▸ TASK OBJECTIVE: Every line holding the word "case" counts once. Give the total, nothing more.

▸ DATA LISTING:
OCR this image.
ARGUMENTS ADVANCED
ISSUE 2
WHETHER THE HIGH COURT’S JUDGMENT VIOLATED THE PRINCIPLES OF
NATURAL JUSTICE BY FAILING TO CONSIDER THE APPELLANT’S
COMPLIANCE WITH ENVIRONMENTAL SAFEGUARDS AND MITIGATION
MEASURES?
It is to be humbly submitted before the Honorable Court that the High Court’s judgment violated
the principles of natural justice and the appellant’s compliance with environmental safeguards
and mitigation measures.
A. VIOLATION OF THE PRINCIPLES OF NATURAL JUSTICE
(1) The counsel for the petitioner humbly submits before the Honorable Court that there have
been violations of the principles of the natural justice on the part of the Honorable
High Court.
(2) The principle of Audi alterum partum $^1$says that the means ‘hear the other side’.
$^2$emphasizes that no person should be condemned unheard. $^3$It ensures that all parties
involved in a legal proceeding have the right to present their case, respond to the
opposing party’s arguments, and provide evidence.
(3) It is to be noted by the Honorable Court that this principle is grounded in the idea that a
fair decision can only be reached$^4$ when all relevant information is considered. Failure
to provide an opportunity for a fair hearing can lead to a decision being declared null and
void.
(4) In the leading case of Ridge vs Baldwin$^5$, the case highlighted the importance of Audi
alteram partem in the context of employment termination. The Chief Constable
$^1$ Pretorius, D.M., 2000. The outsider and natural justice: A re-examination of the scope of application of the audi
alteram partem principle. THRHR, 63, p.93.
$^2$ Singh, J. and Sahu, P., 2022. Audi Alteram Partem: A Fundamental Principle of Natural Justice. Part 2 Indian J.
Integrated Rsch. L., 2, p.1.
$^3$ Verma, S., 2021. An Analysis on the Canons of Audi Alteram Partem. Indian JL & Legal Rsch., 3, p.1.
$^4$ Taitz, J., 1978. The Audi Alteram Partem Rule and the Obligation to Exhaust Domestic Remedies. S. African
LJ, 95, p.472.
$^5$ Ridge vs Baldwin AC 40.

▸ ANSWER TO THIS TASK: 2